AIM: The entries below should be quoted exactly, with no pictures carried over.

EXTRACTED DATA:
○ ○ ○

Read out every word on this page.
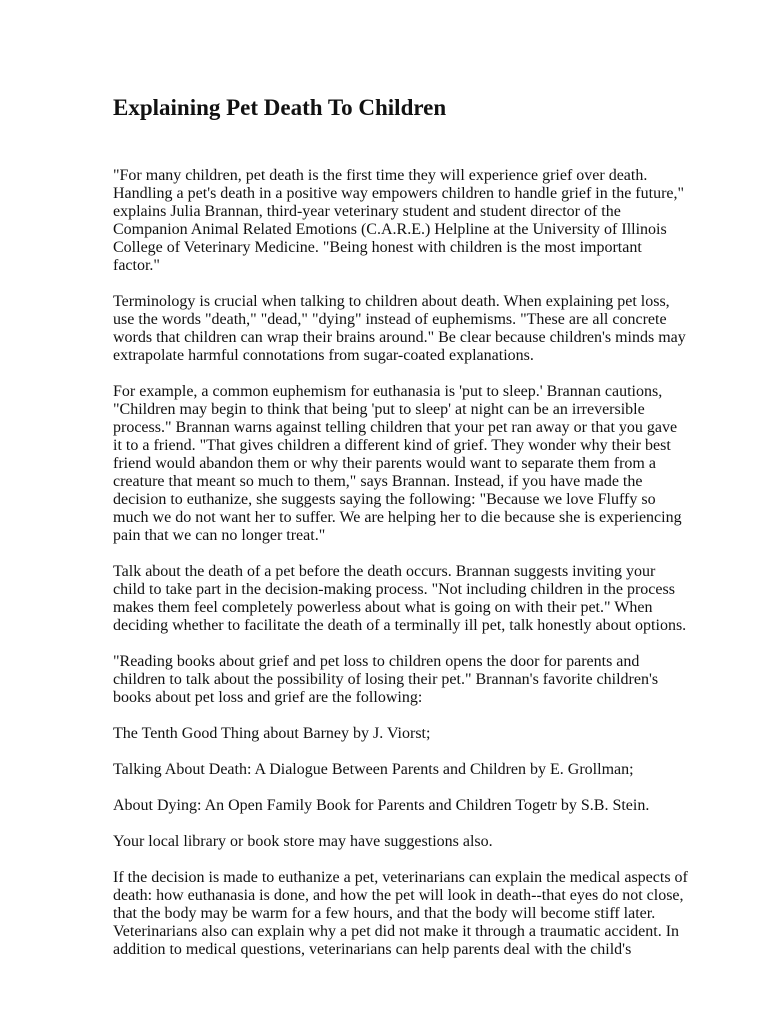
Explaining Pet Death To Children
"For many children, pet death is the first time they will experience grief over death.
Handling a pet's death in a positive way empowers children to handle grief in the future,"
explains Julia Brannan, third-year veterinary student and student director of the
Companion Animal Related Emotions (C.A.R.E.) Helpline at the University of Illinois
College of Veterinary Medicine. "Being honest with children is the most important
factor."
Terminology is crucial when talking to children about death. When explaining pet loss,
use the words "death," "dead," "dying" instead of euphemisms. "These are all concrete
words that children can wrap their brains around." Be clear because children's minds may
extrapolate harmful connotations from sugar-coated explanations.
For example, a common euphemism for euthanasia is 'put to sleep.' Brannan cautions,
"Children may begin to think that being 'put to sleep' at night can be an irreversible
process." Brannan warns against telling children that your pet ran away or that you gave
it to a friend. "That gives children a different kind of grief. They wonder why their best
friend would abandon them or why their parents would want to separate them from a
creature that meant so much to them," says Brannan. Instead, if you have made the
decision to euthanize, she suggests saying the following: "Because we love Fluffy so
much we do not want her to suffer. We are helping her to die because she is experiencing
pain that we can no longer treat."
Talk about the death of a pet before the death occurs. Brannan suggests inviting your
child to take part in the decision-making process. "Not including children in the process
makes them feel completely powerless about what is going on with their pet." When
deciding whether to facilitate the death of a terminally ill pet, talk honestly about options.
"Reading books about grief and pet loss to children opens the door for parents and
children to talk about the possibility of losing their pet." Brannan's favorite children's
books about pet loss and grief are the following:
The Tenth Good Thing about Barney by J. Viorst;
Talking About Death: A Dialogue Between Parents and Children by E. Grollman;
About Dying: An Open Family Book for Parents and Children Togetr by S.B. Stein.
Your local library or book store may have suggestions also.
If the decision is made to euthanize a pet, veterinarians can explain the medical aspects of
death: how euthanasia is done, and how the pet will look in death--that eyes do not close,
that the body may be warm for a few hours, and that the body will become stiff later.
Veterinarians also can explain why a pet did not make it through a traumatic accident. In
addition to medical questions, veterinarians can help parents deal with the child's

○ ○ ○

RESULT OF THE EXERCISE:
Read out every word on this page.
Explaining Pet Death To Children
"For many children, pet death is the first time they will experience grief over death.
Handling a pet's death in a positive way empowers children to handle grief in the future,"
explains Julia Brannan, third-year veterinary student and student director of the
Companion Animal Related Emotions (C.A.R.E.) Helpline at the University of Illinois
College of Veterinary Medicine. "Being honest with children is the most important
factor."
Terminology is crucial when talking to children about death. When explaining pet loss,
use the words "death," "dead," "dying" instead of euphemisms. "These are all concrete
words that children can wrap their brains around." Be clear because children's minds may
extrapolate harmful connotations from sugar-coated explanations.
For example, a common euphemism for euthanasia is 'put to sleep.' Brannan cautions,
"Children may begin to think that being 'put to sleep' at night can be an irreversible
process." Brannan warns against telling children that your pet ran away or that you gave
it to a friend. "That gives children a different kind of grief. They wonder why their best
friend would abandon them or why their parents would want to separate them from a
creature that meant so much to them," says Brannan. Instead, if you have made the
decision to euthanize, she suggests saying the following: "Because we love Fluffy so
much we do not want her to suffer. We are helping her to die because she is experiencing
pain that we can no longer treat."
Talk about the death of a pet before the death occurs. Brannan suggests inviting your
child to take part in the decision-making process. "Not including children in the process
makes them feel completely powerless about what is going on with their pet." When
deciding whether to facilitate the death of a terminally ill pet, talk honestly about options.
"Reading books about grief and pet loss to children opens the door for parents and
children to talk about the possibility of losing their pet." Brannan's favorite children's
books about pet loss and grief are the following:
The Tenth Good Thing about Barney by J. Viorst;
Talking About Death: A Dialogue Between Parents and Children by E. Grollman;
About Dying: An Open Family Book for Parents and Children Togetr by S.B. Stein.
Your local library or book store may have suggestions also.
If the decision is made to euthanize a pet, veterinarians can explain the medical aspects of
death: how euthanasia is done, and how the pet will look in death--that eyes do not close,
that the body may be warm for a few hours, and that the body will become stiff later.
Veterinarians also can explain why a pet did not make it through a traumatic accident. In
addition to medical questions, veterinarians can help parents deal with the child's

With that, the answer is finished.